### Task to complete
Extract every line of the records below word for word, and leave the pictures out of your answer.

[Records from a data collection]
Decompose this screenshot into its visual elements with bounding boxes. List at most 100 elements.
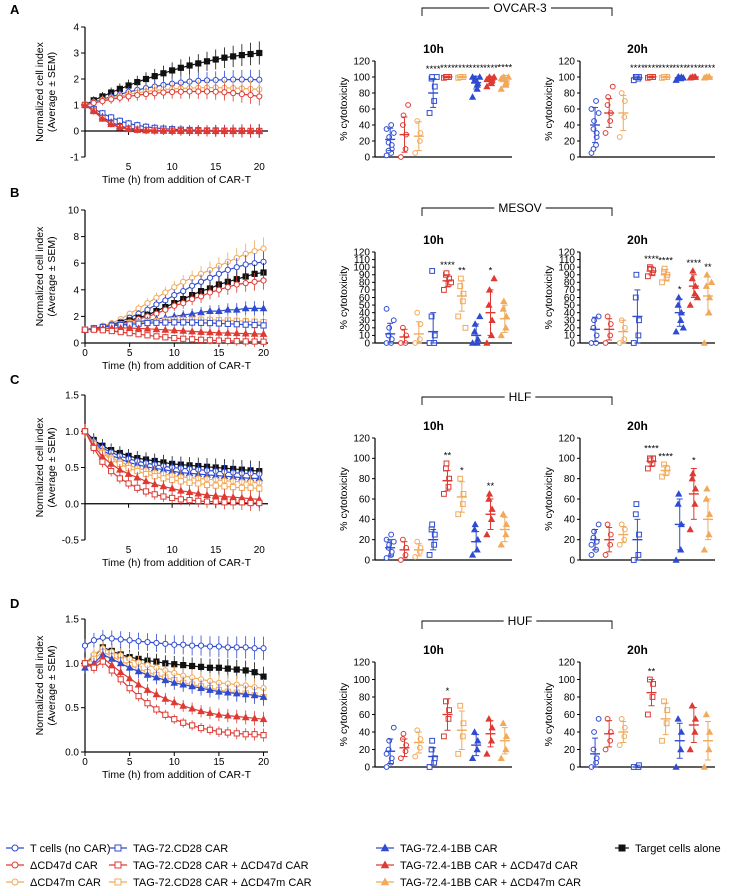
data-point (431, 541, 438, 548)
data-point (197, 327, 205, 335)
y-tick-label: 40 (564, 515, 576, 526)
data-point (169, 476, 176, 483)
data-point (233, 264, 240, 271)
x-tick-label: 10 (167, 545, 179, 556)
data-point (259, 715, 268, 723)
data-point (189, 319, 196, 326)
series-line (81, 326, 267, 348)
data-point (215, 337, 223, 344)
data-point (260, 277, 267, 284)
data-point (502, 324, 510, 331)
data-point (133, 473, 142, 481)
data-point (402, 748, 409, 755)
data-point (134, 667, 143, 675)
data-point (177, 88, 184, 95)
legend-label: TAG-72.CD28 CAR + ΔCD47m CAR (133, 877, 312, 887)
group-column (686, 701, 700, 753)
data-point (251, 731, 258, 738)
y-tick-label: 20 (359, 323, 371, 334)
data-point (188, 704, 196, 712)
group-column: **** (658, 63, 673, 81)
data-point (224, 337, 231, 344)
data-point (144, 700, 151, 707)
group-column: **** (644, 254, 659, 280)
data-point (595, 110, 602, 116)
series-line (81, 651, 268, 727)
data-point (241, 304, 250, 312)
group-column (616, 521, 629, 548)
data-point (661, 265, 668, 272)
data-point (251, 278, 258, 285)
data-point (457, 475, 464, 482)
y-tick-label: 1.5 (65, 391, 79, 402)
legend-label: TAG-72.4-1BB CAR (400, 843, 498, 855)
data-point (81, 660, 89, 667)
data-point (151, 491, 158, 498)
data-point (476, 73, 484, 80)
data-point (206, 708, 214, 716)
y-tick-label: 0.0 (65, 748, 79, 759)
data-point (142, 90, 150, 98)
y-tick-label: 0 (73, 339, 79, 350)
data-point (386, 324, 393, 331)
y-tick-label: 20 (564, 745, 576, 756)
group-column (602, 715, 615, 753)
data-point (497, 85, 505, 92)
y-tick-label: 60 (564, 710, 576, 721)
y-tick-label: 110 (354, 255, 370, 266)
y-tick-label: 0.5 (65, 463, 79, 474)
data-point (459, 501, 466, 507)
y-axis-title: % cytotoxicity (543, 682, 555, 746)
data-point (473, 546, 481, 553)
data-point (459, 733, 466, 740)
legend-item: TAG-72.4-1BB CAR + ΔCD47m CAR (376, 877, 581, 887)
legend-label: TAG-72.4-1BB CAR + ΔCD47d CAR (400, 860, 578, 872)
data-point (431, 531, 438, 538)
group-column (383, 305, 397, 346)
data-point (250, 714, 259, 722)
y-tick-label: 0 (364, 152, 370, 163)
y-tick-label: 20 (359, 136, 371, 147)
x-tick-label: 15 (213, 348, 225, 359)
data-point (220, 126, 229, 134)
timepoint-title: 10h (423, 233, 444, 247)
data-point (90, 637, 98, 644)
y-tick-label: 60 (359, 104, 371, 115)
panel-letter: B (10, 185, 19, 200)
group-column (455, 702, 467, 757)
data-point (443, 270, 450, 277)
y-tick-label: 0 (569, 762, 575, 773)
group-column: **** (701, 63, 716, 81)
data-point (179, 326, 188, 334)
data-point (188, 327, 196, 335)
significance-label: **** (644, 63, 659, 74)
legend-item: ΔCD47m CAR (6, 877, 101, 887)
data-point (426, 552, 433, 558)
data-point (144, 300, 151, 307)
legend-label: ΔCD47d CAR (30, 860, 98, 872)
data-point (445, 483, 452, 490)
data-point (195, 60, 202, 67)
data-point (232, 689, 241, 697)
data-point (99, 658, 106, 665)
x-tick-label: 20 (254, 545, 266, 556)
y-tick-label: 10 (68, 206, 80, 217)
y-tick-label: 40 (564, 120, 576, 131)
timepoint-title: 20h (627, 643, 648, 657)
group-column: **** (686, 258, 702, 308)
data-point (259, 693, 268, 700)
data-point (168, 126, 176, 134)
cell-line-title: MESOV (498, 201, 541, 215)
data-point (460, 720, 467, 727)
data-point (215, 286, 223, 293)
data-point (238, 90, 245, 98)
data-point (90, 326, 98, 333)
data-point (224, 266, 231, 273)
data-point (588, 552, 595, 558)
data-point (416, 336, 423, 343)
data-point (661, 698, 667, 705)
data-point (490, 73, 498, 80)
data-point (99, 98, 106, 105)
group-column (616, 90, 629, 140)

### Correct response
Decompose this screenshot into its visual elements with bounding boxes. List at most 100 elements.
data-point (431, 541, 438, 548)
data-point (197, 327, 205, 335)
y-tick-label: 40 (564, 515, 576, 526)
data-point (169, 476, 176, 483)
data-point (233, 264, 240, 271)
x-tick-label: 10 (167, 545, 179, 556)
data-point (259, 715, 268, 723)
data-point (189, 319, 196, 326)
series-line (81, 326, 267, 348)
data-point (215, 337, 223, 344)
data-point (260, 277, 267, 284)
data-point (502, 324, 510, 331)
data-point (133, 473, 142, 481)
data-point (402, 748, 409, 755)
data-point (134, 667, 143, 675)
data-point (177, 88, 184, 95)
legend-label: TAG-72.CD28 CAR + ΔCD47m CAR (133, 877, 312, 887)
group-column (686, 701, 700, 753)
data-point (251, 731, 258, 738)
y-tick-label: 20 (359, 323, 371, 334)
data-point (188, 704, 196, 712)
group-column: **** (658, 63, 673, 81)
data-point (224, 337, 231, 344)
data-point (144, 700, 151, 707)
group-column: **** (644, 254, 659, 280)
data-point (595, 110, 602, 116)
series-line (81, 651, 268, 727)
data-point (241, 304, 250, 312)
group-column (616, 521, 629, 548)
data-point (661, 265, 668, 272)
data-point (251, 278, 258, 285)
data-point (457, 475, 464, 482)
y-tick-label: 1.5 (65, 391, 79, 402)
legend-label: TAG-72.4-1BB CAR (400, 843, 498, 855)
data-point (81, 660, 89, 667)
data-point (151, 491, 158, 498)
data-point (476, 73, 484, 80)
data-point (206, 708, 214, 716)
y-tick-label: 0.0 (65, 748, 79, 759)
data-point (142, 90, 150, 98)
y-tick-label: 0 (73, 339, 79, 350)
data-point (386, 324, 393, 331)
y-tick-label: 20 (564, 745, 576, 756)
group-column (602, 715, 615, 753)
data-point (497, 85, 505, 92)
y-tick-label: 60 (564, 710, 576, 721)
y-tick-label: 110 (354, 255, 370, 266)
y-tick-label: 0.5 (65, 463, 79, 474)
data-point (459, 501, 466, 507)
y-axis-title: % cytotoxicity (543, 682, 555, 746)
data-point (473, 546, 481, 553)
data-point (459, 733, 466, 740)
legend-item: TAG-72.4-1BB CAR + ΔCD47m CAR (376, 877, 581, 887)
legend-label: TAG-72.4-1BB CAR + ΔCD47d CAR (400, 860, 578, 872)
data-point (431, 531, 438, 538)
group-column (383, 305, 397, 346)
data-point (250, 714, 259, 722)
y-tick-label: 0 (364, 152, 370, 163)
y-tick-label: 20 (359, 136, 371, 147)
x-tick-label: 15 (213, 348, 225, 359)
data-point (220, 126, 229, 134)
timepoint-title: 10h (423, 233, 444, 247)
data-point (90, 637, 98, 644)
y-tick-label: 60 (359, 104, 371, 115)
panel-letter: B (10, 185, 19, 200)
group-column (455, 702, 467, 757)
data-point (443, 270, 450, 277)
y-tick-label: 0 (569, 762, 575, 773)
group-column: **** (701, 63, 716, 81)
data-point (179, 326, 188, 334)
data-point (188, 327, 196, 335)
significance-label: **** (644, 63, 659, 74)
legend-item: ΔCD47m CAR (6, 877, 101, 887)
data-point (426, 552, 433, 558)
data-point (144, 300, 151, 307)
legend-label: ΔCD47d CAR (30, 860, 98, 872)
data-point (445, 483, 452, 490)
data-point (195, 60, 202, 67)
data-point (232, 689, 241, 697)
data-point (99, 658, 106, 665)
x-tick-label: 20 (254, 545, 266, 556)
y-tick-label: 10 (68, 206, 80, 217)
y-tick-label: 40 (564, 120, 576, 131)
timepoint-title: 20h (627, 643, 648, 657)
group-column: **** (686, 258, 702, 308)
data-point (259, 693, 268, 700)
data-point (168, 126, 176, 134)
cell-line-title: MESOV (498, 201, 541, 215)
data-point (460, 720, 467, 727)
data-point (215, 286, 223, 293)
data-point (238, 90, 245, 98)
data-point (90, 326, 98, 333)
data-point (224, 266, 231, 273)
data-point (588, 552, 595, 558)
data-point (416, 336, 423, 343)
data-point (661, 698, 667, 705)
data-point (490, 73, 498, 80)
data-point (99, 98, 106, 105)
group-column (616, 90, 629, 140)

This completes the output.